***** THE DATA *****

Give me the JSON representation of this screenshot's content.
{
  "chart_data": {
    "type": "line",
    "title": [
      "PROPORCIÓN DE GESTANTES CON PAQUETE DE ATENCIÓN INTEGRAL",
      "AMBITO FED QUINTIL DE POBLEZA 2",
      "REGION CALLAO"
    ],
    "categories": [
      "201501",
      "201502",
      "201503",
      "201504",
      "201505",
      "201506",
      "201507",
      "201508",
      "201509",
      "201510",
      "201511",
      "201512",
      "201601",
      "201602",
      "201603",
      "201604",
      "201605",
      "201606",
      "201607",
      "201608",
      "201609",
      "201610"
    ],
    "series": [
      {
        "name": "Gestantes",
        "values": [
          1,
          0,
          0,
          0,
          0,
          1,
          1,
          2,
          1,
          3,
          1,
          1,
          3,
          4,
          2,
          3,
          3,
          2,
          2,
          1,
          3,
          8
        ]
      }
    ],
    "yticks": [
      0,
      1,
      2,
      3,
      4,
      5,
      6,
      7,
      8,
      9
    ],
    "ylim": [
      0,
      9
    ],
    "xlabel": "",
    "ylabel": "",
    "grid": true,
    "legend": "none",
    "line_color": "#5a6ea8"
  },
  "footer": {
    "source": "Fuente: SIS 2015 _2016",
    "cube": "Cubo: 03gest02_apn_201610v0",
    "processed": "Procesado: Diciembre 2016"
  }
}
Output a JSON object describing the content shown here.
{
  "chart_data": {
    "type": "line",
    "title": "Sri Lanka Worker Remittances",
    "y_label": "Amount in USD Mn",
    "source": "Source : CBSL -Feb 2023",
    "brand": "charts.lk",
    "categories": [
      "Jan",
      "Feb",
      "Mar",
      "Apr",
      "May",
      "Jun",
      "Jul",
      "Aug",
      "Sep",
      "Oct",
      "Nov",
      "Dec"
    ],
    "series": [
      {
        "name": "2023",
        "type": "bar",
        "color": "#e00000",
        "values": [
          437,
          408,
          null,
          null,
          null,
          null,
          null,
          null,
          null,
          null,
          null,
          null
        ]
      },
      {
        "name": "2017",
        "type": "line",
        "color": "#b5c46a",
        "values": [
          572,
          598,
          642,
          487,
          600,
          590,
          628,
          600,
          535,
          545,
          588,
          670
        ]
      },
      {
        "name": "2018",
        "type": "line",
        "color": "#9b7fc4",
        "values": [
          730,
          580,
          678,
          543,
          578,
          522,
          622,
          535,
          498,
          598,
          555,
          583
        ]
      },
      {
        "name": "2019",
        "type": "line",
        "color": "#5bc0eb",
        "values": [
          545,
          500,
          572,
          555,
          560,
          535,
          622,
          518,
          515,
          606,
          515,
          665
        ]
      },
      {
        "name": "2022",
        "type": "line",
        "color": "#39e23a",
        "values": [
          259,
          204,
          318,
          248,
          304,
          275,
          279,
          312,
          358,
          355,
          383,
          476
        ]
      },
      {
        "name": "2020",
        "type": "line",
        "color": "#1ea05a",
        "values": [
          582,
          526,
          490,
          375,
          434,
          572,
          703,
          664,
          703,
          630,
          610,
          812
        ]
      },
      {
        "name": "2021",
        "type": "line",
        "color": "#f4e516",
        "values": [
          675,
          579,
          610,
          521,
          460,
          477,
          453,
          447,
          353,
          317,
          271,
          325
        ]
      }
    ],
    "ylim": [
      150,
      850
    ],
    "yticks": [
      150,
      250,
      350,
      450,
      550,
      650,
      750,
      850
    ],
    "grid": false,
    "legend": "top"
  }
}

*****

Extract the full set of entries word for word.

Give me the JSON representation of this screenshot's content.
{
  "chart_data": {
    "type": "line",
    "title": [
      "PROPORCIÓN DE GESTANTES CON PAQUETE DE ATENCIÓN INTEGRAL",
      "AMBITO FED QUINTIL DE POBLEZA 2",
      "REGION CALLAO"
    ],
    "categories": [
      "201501",
      "201502",
      "201503",
      "201504",
      "201505",
      "201506",
      "201507",
      "201508",
      "201509",
      "201510",
      "201511",
      "201512",
      "201601",
      "201602",
      "201603",
      "201604",
      "201605",
      "201606",
      "201607",
      "201608",
      "201609",
      "201610"
    ],
    "series": [
      {
        "name": "Gestantes",
        "values": [
          1,
          0,
          0,
          0,
          0,
          1,
          1,
          2,
          1,
          3,
          1,
          1,
          3,
          4,
          2,
          3,
          3,
          2,
          2,
          1,
          3,
          8
        ]
      }
    ],
    "yticks": [
      0,
      1,
      2,
      3,
      4,
      5,
      6,
      7,
      8,
      9
    ],
    "ylim": [
      0,
      9
    ],
    "xlabel": "",
    "ylabel": "",
    "grid": true,
    "legend": "none",
    "line_color": "#5a6ea8"
  },
  "footer": {
    "source": "Fuente: SIS 2015 _2016",
    "cube": "Cubo: 03gest02_apn_201610v0",
    "processed": "Procesado: Diciembre 2016"
  }
}
Output a JSON object describing the content shown here.
{
  "chart_data": {
    "type": "line",
    "title": "Sri Lanka Worker Remittances",
    "y_label": "Amount in USD Mn",
    "source": "Source : CBSL -Feb 2023",
    "brand": "charts.lk",
    "categories": [
      "Jan",
      "Feb",
      "Mar",
      "Apr",
      "May",
      "Jun",
      "Jul",
      "Aug",
      "Sep",
      "Oct",
      "Nov",
      "Dec"
    ],
    "series": [
      {
        "name": "2023",
        "type": "bar",
        "color": "#e00000",
        "values": [
          437,
          408,
          null,
          null,
          null,
          null,
          null,
          null,
          null,
          null,
          null,
          null
        ]
      },
      {
        "name": "2017",
        "type": "line",
        "color": "#b5c46a",
        "values": [
          572,
          598,
          642,
          487,
          600,
          590,
          628,
          600,
          535,
          545,
          588,
          670
        ]
      },
      {
        "name": "2018",
        "type": "line",
        "color": "#9b7fc4",
        "values": [
          730,
          580,
          678,
          543,
          578,
          522,
          622,
          535,
          498,
          598,
          555,
          583
        ]
      },
      {
        "name": "2019",
        "type": "line",
        "color": "#5bc0eb",
        "values": [
          545,
          500,
          572,
          555,
          560,
          535,
          622,
          518,
          515,
          606,
          515,
          665
        ]
      },
      {
        "name": "2022",
        "type": "line",
        "color": "#39e23a",
        "values": [
          259,
          204,
          318,
          248,
          304,
          275,
          279,
          312,
          358,
          355,
          383,
          476
        ]
      },
      {
        "name": "2020",
        "type": "line",
        "color": "#1ea05a",
        "values": [
          582,
          526,
          490,
          375,
          434,
          572,
          703,
          664,
          703,
          630,
          610,
          812
        ]
      },
      {
        "name": "2021",
        "type": "line",
        "color": "#f4e516",
        "values": [
          675,
          579,
          610,
          521,
          460,
          477,
          453,
          447,
          353,
          317,
          271,
          325
        ]
      }
    ],
    "ylim": [
      150,
      850
    ],
    "yticks": [
      150,
      250,
      350,
      450,
      550,
      650,
      750,
      850
    ],
    "grid": false,
    "legend": "top"
  }
}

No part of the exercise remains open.